-- BEGIN Extracted information --

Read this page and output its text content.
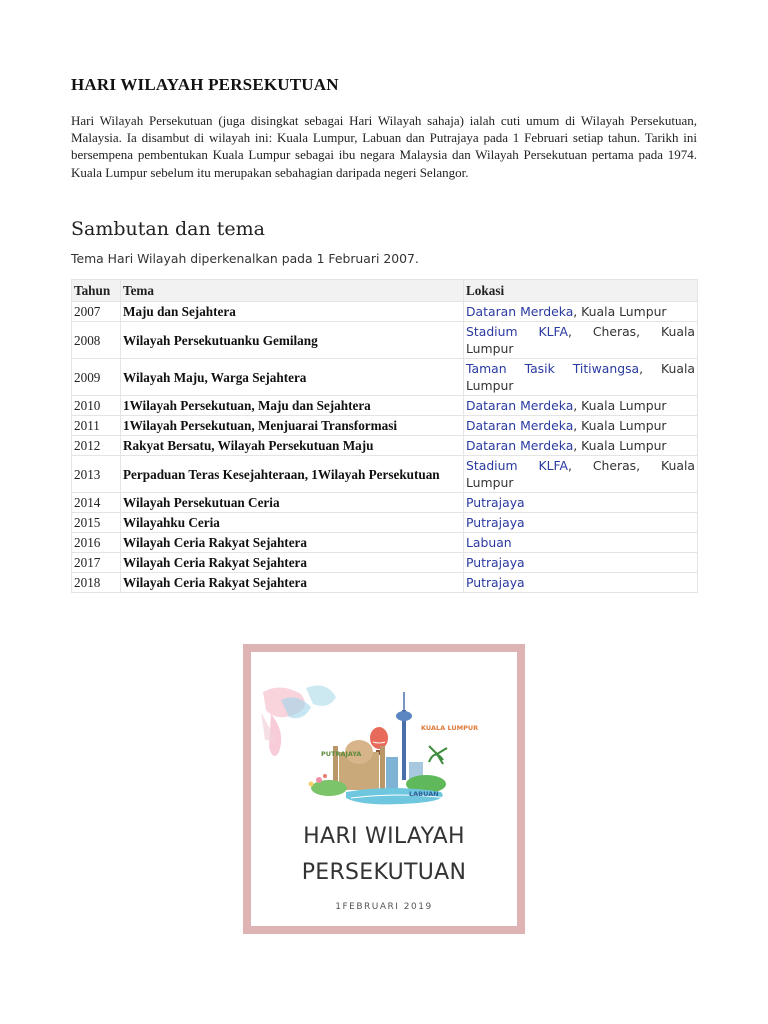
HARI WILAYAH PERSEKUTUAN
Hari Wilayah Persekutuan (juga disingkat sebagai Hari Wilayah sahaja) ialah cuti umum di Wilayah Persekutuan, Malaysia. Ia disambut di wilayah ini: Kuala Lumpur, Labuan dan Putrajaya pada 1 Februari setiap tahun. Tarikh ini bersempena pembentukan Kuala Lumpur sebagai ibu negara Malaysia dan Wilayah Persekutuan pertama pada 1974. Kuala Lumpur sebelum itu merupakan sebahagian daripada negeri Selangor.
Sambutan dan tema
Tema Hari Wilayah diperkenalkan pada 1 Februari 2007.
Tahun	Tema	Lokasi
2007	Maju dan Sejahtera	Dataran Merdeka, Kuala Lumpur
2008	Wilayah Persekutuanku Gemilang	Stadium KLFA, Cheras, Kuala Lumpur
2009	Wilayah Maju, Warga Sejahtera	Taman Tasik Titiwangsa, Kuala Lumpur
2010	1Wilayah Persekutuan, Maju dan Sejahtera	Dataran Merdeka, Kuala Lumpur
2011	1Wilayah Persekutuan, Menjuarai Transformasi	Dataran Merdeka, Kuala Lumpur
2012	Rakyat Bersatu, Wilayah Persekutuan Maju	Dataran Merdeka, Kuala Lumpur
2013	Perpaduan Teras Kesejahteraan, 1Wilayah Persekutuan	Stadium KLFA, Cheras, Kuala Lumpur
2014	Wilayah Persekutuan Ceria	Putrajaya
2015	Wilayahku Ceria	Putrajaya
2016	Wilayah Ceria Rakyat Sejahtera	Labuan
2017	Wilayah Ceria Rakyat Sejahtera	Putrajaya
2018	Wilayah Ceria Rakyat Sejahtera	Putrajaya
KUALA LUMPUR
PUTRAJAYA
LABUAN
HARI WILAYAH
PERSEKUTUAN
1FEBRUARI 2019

-- END Extracted information --

# Task directions
Transcribe the records word for word and include no pictures.

# Output below
Read this page and output its text content.
HARI WILAYAH PERSEKUTUAN
Hari Wilayah Persekutuan (juga disingkat sebagai Hari Wilayah sahaja) ialah cuti umum di Wilayah Persekutuan, Malaysia. Ia disambut di wilayah ini: Kuala Lumpur, Labuan dan Putrajaya pada 1 Februari setiap tahun. Tarikh ini bersempena pembentukan Kuala Lumpur sebagai ibu negara Malaysia dan Wilayah Persekutuan pertama pada 1974. Kuala Lumpur sebelum itu merupakan sebahagian daripada negeri Selangor.
Sambutan dan tema
Tema Hari Wilayah diperkenalkan pada 1 Februari 2007.
Tahun	Tema	Lokasi
2007	Maju dan Sejahtera	Dataran Merdeka, Kuala Lumpur
2008	Wilayah Persekutuanku Gemilang	Stadium KLFA, Cheras, Kuala Lumpur
2009	Wilayah Maju, Warga Sejahtera	Taman Tasik Titiwangsa, Kuala Lumpur
2010	1Wilayah Persekutuan, Maju dan Sejahtera	Dataran Merdeka, Kuala Lumpur
2011	1Wilayah Persekutuan, Menjuarai Transformasi	Dataran Merdeka, Kuala Lumpur
2012	Rakyat Bersatu, Wilayah Persekutuan Maju	Dataran Merdeka, Kuala Lumpur
2013	Perpaduan Teras Kesejahteraan, 1Wilayah Persekutuan	Stadium KLFA, Cheras, Kuala Lumpur
2014	Wilayah Persekutuan Ceria	Putrajaya
2015	Wilayahku Ceria	Putrajaya
2016	Wilayah Ceria Rakyat Sejahtera	Labuan
2017	Wilayah Ceria Rakyat Sejahtera	Putrajaya
2018	Wilayah Ceria Rakyat Sejahtera	Putrajaya
KUALA LUMPUR
PUTRAJAYA
LABUAN
HARI WILAYAH
PERSEKUTUAN
1FEBRUARI 2019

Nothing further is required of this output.